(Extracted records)

- - -

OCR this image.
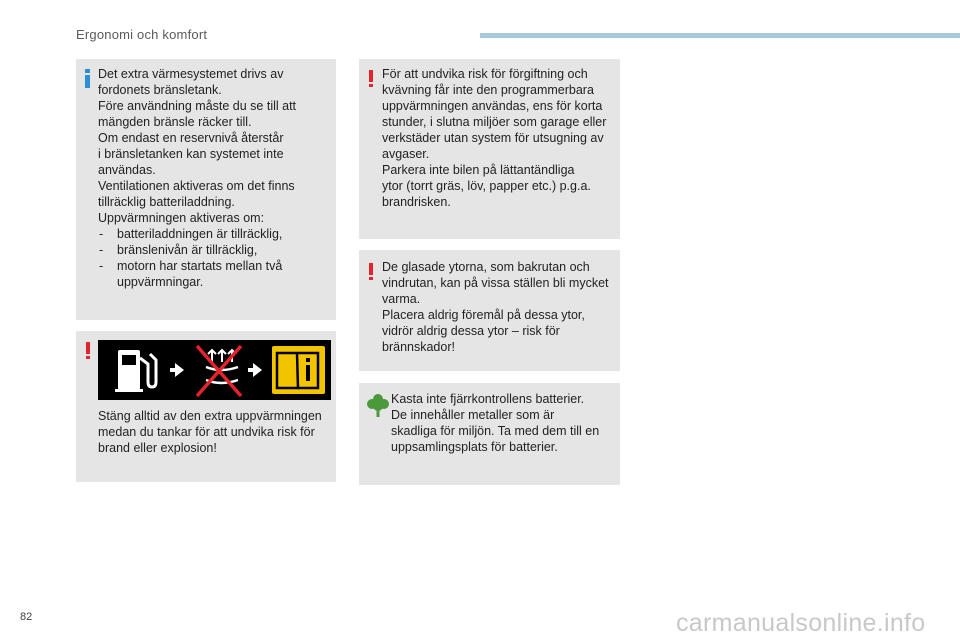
Ergonomi och komfort

Det extra värmesystemet drivs av

fordonets bränsletank.

Före användning måste du se till att

mängden bränsle räcker till.

Om endast en reservnivå återstår

i bränsletanken kan systemet inte

användas.

Ventilationen aktiveras om det finns

tillräcklig batteriladdning.

Uppvärmningen aktiveras om:

- batteriladdningen är tillräcklig,
- bränslenivån är tillräcklig,
- motorn har startats mellan två uppvärmningar.

Stäng alltid av den extra uppvärmningen

medan du tankar för att undvika risk för

brand eller explosion!

För att undvika risk för förgiftning och

kvävning får inte den programmerbara

uppvärmningen användas, ens för korta

stunder, i slutna miljöer som garage eller

verkstäder utan system för utsugning av

avgaser.

Parkera inte bilen på lättantändliga

ytor (torrt gräs, löv, papper etc.) p.g.a.

brandrisken.

De glasade ytorna, som bakrutan och

vindrutan, kan på vissa ställen bli mycket

varma.

Placera aldrig föremål på dessa ytor,

vidrör aldrig dessa ytor – risk för

brännskador!

Kasta inte fjärrkontrollens batterier.

De innehåller metaller som är

skadliga för miljön. Ta med dem till en

uppsamlingsplats för batterier.

82	carmanualsonline.info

- - -

PROBLEM REQUIREMENTS. Copy every entry word for word, but omit the pictures.

EXERCISE OUTPUT.
OCR this image.
Ergonomi och komfort

Det extra värmesystemet drivs av

fordonets bränsletank.

Före användning måste du se till att

mängden bränsle räcker till.

Om endast en reservnivå återstår

i bränsletanken kan systemet inte

användas.

Ventilationen aktiveras om det finns

tillräcklig batteriladdning.

Uppvärmningen aktiveras om:

- batteriladdningen är tillräcklig,
- bränslenivån är tillräcklig,
- motorn har startats mellan två uppvärmningar.

Stäng alltid av den extra uppvärmningen

medan du tankar för att undvika risk för

brand eller explosion!

För att undvika risk för förgiftning och

kvävning får inte den programmerbara

uppvärmningen användas, ens för korta

stunder, i slutna miljöer som garage eller

verkstäder utan system för utsugning av

avgaser.

Parkera inte bilen på lättantändliga

ytor (torrt gräs, löv, papper etc.) p.g.a.

brandrisken.

De glasade ytorna, som bakrutan och

vindrutan, kan på vissa ställen bli mycket

varma.

Placera aldrig föremål på dessa ytor,

vidrör aldrig dessa ytor – risk för

brännskador!

Kasta inte fjärrkontrollens batterier.

De innehåller metaller som är

skadliga för miljön. Ta med dem till en

uppsamlingsplats för batterier.

82	carmanualsonline.info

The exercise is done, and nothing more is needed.